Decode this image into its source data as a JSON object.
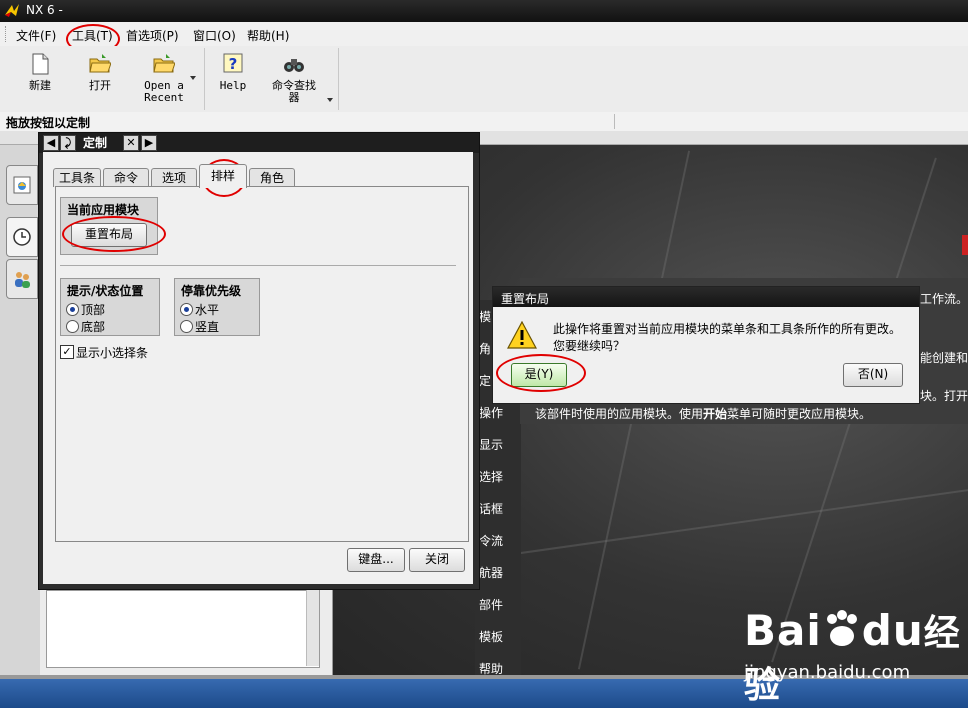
{
  "window": {
    "title": "NX 6 -"
  },
  "menu": {
    "items": [
      "文件(F)",
      "工具(T)",
      "首选项(P)",
      "窗口(O)",
      "帮助(H)"
    ]
  },
  "toolbar": {
    "new_label": "新建",
    "open_label": "打开",
    "open_recent_label_1": "Open a",
    "open_recent_label_2": "Recent",
    "help_label": "Help",
    "cmd_finder_label_1": "命令查找",
    "cmd_finder_label_2": "器"
  },
  "status": {
    "hint": "拖放按钮以定制"
  },
  "customize": {
    "title": "定制",
    "tabs": [
      "工具条",
      "命令",
      "选项",
      "排样",
      "角色"
    ],
    "active_tab": "排样",
    "current_module_title": "当前应用模块",
    "reset_button": "重置布局",
    "prompt_status_title": "提示/状态位置",
    "prompt_top": "顶部",
    "prompt_bottom": "底部",
    "dock_title": "停靠优先级",
    "dock_horizontal": "水平",
    "dock_vertical": "竖直",
    "show_mini_bar": "显示小选择条",
    "keyboard_button": "键盘...",
    "close_button": "关闭"
  },
  "confirm": {
    "title": "重置布局",
    "message_line1": "此操作将重置对当前应用模块的菜单条和工具条所作的所有更改。",
    "message_line2": "您要继续吗？",
    "yes_button": "是(Y)",
    "no_button": "否(N)"
  },
  "background": {
    "left_column": [
      "模",
      "角",
      "定",
      "操作",
      "显示",
      "选择",
      "话框",
      "令流",
      "航器",
      "部件",
      "模板",
      "帮助"
    ],
    "text_right_1": "可工作流。",
    "text_right_2": "您能创建和",
    "text_right_3": "模块。打开",
    "text_line_a": "该部件时使用的应用模块。使用",
    "text_line_bold": "开始",
    "text_line_b": "菜单可随时更改应用模块。"
  },
  "watermark": {
    "brand": "Bai",
    "brand2": "du",
    "cn": "经验",
    "url": "jingyan.baidu.com"
  },
  "colors": {
    "annotation": "#e00000",
    "dark_bg": "#333333",
    "taskbar": "#2a5ca0"
  }
}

------------------------------------------------------------------------

To be done
Reproduce every entry word for word, but skip any pictures.

Exercise result
Decode this image into its source data as a JSON object.
{
  "window": {
    "title": "NX 6 -"
  },
  "menu": {
    "items": [
      "文件(F)",
      "工具(T)",
      "首选项(P)",
      "窗口(O)",
      "帮助(H)"
    ]
  },
  "toolbar": {
    "new_label": "新建",
    "open_label": "打开",
    "open_recent_label_1": "Open a",
    "open_recent_label_2": "Recent",
    "help_label": "Help",
    "cmd_finder_label_1": "命令查找",
    "cmd_finder_label_2": "器"
  },
  "status": {
    "hint": "拖放按钮以定制"
  },
  "customize": {
    "title": "定制",
    "tabs": [
      "工具条",
      "命令",
      "选项",
      "排样",
      "角色"
    ],
    "active_tab": "排样",
    "current_module_title": "当前应用模块",
    "reset_button": "重置布局",
    "prompt_status_title": "提示/状态位置",
    "prompt_top": "顶部",
    "prompt_bottom": "底部",
    "dock_title": "停靠优先级",
    "dock_horizontal": "水平",
    "dock_vertical": "竖直",
    "show_mini_bar": "显示小选择条",
    "keyboard_button": "键盘...",
    "close_button": "关闭"
  },
  "confirm": {
    "title": "重置布局",
    "message_line1": "此操作将重置对当前应用模块的菜单条和工具条所作的所有更改。",
    "message_line2": "您要继续吗？",
    "yes_button": "是(Y)",
    "no_button": "否(N)"
  },
  "background": {
    "left_column": [
      "模",
      "角",
      "定",
      "操作",
      "显示",
      "选择",
      "话框",
      "令流",
      "航器",
      "部件",
      "模板",
      "帮助"
    ],
    "text_right_1": "可工作流。",
    "text_right_2": "您能创建和",
    "text_right_3": "模块。打开",
    "text_line_a": "该部件时使用的应用模块。使用",
    "text_line_bold": "开始",
    "text_line_b": "菜单可随时更改应用模块。"
  },
  "watermark": {
    "brand": "Bai",
    "brand2": "du",
    "cn": "经验",
    "url": "jingyan.baidu.com"
  },
  "colors": {
    "annotation": "#e00000",
    "dark_bg": "#333333",
    "taskbar": "#2a5ca0"
  }
}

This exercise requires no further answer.